*CHALLENGE A:*
Reproduce the AIG post word for word, from start to finish.
*CHALLENGE B:*
Start at the first line of the records and stop after the line containing "calendar-week-3: 19Sunrise: 8:14". Output only those lines, with "Sunset" swapped for "Dusk" and everything else unchanged.

*PASSAGE PROVIDED:*

Indispensable?

| Thu Mar. 19, 2009 9:19 PM PDT
Is it really true that the traders who created AIG's CDS mess in the first place are also the only ones with the knowledge to unwind it successfully?  Do we really need to pay millions of dollars to keep them around?  Simon Johnson, who certainly has the experience to know, says no:

If A.I.G. wants to argue that complex transactions, hedging positions and counterparty relationships require employees who are intimately familiar with those trades, it should at least provide evidence that the arguments for doing so are sounder than the ones made in Indonesia in 1997, when leading bank-owning conglomerates claimed that only they understood their financing arrangements, which certainly were complex. Or the Russian bankers in 1998 who were convinced that only they and their friends could possibly close the deals that they had taken on. We heard variants of the same idea in Poland in 1990, Ukraine in 1994 (and in the Ukrainian crises subsequently), and Argentina in 2002.

*Box annotation data:*
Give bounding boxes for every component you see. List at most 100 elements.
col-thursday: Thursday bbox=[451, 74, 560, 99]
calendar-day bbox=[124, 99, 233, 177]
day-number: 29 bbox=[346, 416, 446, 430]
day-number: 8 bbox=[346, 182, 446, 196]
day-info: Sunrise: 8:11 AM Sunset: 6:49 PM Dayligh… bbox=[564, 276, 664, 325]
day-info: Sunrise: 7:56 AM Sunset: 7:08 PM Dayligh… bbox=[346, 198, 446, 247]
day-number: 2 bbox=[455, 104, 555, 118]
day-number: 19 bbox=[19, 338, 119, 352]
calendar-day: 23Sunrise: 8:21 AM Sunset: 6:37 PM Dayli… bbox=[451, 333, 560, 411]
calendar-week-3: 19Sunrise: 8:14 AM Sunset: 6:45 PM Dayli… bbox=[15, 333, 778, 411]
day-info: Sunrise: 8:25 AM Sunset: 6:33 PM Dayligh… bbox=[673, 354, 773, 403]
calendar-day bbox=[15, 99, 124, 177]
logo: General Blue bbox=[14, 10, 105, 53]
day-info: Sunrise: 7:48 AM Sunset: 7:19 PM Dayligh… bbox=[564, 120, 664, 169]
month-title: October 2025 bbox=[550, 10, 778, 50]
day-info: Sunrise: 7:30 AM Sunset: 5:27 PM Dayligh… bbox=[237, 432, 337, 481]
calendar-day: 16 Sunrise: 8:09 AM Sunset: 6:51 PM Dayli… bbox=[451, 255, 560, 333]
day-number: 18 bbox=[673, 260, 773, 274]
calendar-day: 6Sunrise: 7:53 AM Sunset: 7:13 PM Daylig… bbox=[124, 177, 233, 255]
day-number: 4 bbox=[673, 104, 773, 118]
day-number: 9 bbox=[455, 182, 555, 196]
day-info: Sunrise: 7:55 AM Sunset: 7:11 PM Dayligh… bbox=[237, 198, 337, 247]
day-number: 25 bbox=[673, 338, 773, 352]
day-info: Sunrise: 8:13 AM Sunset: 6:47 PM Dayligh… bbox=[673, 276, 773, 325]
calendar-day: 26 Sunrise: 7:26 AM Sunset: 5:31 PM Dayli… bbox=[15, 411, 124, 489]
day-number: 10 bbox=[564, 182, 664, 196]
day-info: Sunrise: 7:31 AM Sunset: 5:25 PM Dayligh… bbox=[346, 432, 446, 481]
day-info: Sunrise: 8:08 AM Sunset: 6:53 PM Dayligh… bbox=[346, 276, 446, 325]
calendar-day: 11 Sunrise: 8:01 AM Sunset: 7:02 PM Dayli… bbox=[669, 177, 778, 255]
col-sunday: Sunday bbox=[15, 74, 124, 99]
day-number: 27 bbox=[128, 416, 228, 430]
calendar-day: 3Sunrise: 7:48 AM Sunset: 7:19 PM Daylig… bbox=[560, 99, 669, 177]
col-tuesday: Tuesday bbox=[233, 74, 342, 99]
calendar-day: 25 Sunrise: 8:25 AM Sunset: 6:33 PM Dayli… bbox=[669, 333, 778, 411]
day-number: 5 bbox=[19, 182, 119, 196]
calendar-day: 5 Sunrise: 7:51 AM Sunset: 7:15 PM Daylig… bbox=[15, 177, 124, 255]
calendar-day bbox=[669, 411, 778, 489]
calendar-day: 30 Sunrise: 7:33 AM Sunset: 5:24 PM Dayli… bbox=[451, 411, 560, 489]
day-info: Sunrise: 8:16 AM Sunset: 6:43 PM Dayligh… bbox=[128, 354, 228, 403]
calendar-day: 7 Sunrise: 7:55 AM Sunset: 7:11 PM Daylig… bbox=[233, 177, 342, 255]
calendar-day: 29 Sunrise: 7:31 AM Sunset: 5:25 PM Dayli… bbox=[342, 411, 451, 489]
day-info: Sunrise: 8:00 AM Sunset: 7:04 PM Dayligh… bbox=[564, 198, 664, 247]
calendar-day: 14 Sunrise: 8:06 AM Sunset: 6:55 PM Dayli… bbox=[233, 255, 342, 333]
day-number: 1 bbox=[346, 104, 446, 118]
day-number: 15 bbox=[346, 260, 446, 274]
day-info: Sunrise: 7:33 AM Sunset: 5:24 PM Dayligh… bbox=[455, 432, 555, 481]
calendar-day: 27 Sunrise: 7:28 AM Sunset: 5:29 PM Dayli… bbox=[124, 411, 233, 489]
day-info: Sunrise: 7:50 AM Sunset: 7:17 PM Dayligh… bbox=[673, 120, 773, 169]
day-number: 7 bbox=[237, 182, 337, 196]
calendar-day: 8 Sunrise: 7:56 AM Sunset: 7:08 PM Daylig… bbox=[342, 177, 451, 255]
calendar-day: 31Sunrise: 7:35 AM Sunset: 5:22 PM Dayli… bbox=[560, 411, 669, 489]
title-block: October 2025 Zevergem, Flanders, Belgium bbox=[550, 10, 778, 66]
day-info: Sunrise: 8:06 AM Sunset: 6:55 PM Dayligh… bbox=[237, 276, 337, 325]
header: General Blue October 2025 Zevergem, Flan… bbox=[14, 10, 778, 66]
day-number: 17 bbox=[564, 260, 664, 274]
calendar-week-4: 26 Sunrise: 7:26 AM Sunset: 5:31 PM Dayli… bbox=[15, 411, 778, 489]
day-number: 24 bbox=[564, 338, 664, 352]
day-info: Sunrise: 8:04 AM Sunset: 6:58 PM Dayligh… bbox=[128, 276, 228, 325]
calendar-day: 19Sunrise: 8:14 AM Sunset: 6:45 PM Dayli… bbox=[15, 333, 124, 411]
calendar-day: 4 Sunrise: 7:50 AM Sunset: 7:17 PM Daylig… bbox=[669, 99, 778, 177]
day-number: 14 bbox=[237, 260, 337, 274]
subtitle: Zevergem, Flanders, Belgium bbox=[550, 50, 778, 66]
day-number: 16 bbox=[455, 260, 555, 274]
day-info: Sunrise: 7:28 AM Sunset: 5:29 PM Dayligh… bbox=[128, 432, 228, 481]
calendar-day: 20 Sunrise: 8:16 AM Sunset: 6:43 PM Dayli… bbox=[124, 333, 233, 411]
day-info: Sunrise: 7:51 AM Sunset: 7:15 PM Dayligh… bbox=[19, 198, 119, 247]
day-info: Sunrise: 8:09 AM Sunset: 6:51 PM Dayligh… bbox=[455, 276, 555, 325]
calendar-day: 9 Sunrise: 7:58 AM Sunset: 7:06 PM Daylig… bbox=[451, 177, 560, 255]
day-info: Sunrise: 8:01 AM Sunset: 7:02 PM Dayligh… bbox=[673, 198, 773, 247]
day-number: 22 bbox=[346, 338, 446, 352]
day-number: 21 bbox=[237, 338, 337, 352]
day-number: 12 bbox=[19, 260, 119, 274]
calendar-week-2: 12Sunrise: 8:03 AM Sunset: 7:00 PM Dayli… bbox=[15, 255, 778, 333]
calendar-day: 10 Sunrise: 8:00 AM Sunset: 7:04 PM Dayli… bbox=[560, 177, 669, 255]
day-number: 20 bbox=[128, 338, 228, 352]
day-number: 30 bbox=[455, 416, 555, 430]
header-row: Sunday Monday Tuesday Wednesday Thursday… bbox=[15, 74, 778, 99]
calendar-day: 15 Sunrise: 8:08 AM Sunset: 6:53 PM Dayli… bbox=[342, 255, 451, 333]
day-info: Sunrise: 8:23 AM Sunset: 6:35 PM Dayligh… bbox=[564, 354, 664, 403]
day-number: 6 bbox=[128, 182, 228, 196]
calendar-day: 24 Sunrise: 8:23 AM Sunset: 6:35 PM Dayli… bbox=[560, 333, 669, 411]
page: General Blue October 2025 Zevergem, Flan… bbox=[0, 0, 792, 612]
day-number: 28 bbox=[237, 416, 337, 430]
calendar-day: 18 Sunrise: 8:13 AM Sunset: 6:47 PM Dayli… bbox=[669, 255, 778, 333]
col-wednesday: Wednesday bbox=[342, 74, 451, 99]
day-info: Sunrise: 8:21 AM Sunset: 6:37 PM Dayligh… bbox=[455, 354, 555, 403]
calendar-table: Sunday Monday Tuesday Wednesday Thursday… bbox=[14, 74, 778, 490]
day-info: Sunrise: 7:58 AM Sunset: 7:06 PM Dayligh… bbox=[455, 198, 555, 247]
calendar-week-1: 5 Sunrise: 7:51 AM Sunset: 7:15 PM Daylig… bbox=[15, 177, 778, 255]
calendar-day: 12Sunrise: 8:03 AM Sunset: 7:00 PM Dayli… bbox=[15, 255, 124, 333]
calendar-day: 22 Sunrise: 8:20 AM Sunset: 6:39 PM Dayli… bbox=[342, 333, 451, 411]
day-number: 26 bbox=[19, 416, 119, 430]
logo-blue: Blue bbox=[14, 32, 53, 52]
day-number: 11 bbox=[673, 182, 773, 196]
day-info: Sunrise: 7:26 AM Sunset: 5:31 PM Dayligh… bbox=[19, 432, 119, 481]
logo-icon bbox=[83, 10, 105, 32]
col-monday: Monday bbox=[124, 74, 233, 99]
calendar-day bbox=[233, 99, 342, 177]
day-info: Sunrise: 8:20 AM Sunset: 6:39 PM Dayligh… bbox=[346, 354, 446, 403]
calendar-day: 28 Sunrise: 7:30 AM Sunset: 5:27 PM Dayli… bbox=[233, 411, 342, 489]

*COMPLETE ANSWER A:*
Indispensable?

| Thu Mar. 19, 2009 9:19 PM PDT
Is it really true that the traders who created AIG's CDS mess in the first place are also the only ones with the knowledge to unwind it successfully?  Do we really need to pay millions of dollars to keep them around?  Simon Johnson, who certainly has the experience to know, says no:

If A.I.G. wants to argue that complex transactions, hedging positions and counterparty relationships require employees who are intimately familiar with those trades, it should at least provide evidence that the arguments for doing so are sounder than the ones made in Indonesia in 1997, when leading bank-owning conglomerates claimed that only they understood their financing arrangements, which certainly were complex. Or the Russian bankers in 1998 who were convinced that only they and their friends could possibly close the deals that they had taken on. We heard variants of the same idea in Poland in 1990, Ukraine in 1994 (and in the Ukrainian crises subsequently), and Argentina in 2002.

*COMPLETE ANSWER B:*
Give bounding boxes for every component you see. List at most 100 elements.
col-thursday: Thursday bbox=[451, 74, 560, 99]
calendar-day bbox=[124, 99, 233, 177]
day-number: 29 bbox=[346, 416, 446, 430]
day-number: 8 bbox=[346, 182, 446, 196]
day-info: Sunrise: 8:11 AM Dusk: 6:49 PM Dayligh… bbox=[564, 276, 664, 325]
day-info: Sunrise: 7:56 AM Dusk: 7:08 PM Dayligh… bbox=[346, 198, 446, 247]
day-number: 2 bbox=[455, 104, 555, 118]
day-number: 19 bbox=[19, 338, 119, 352]
calendar-day: 23Sunrise: 8:21 AM Dusk: 6:37 PM Dayli… bbox=[451, 333, 560, 411]
calendar-week-3: 19Sunrise: 8:14 AM Dusk: 6:45 PM Dayli… bbox=[15, 333, 778, 411]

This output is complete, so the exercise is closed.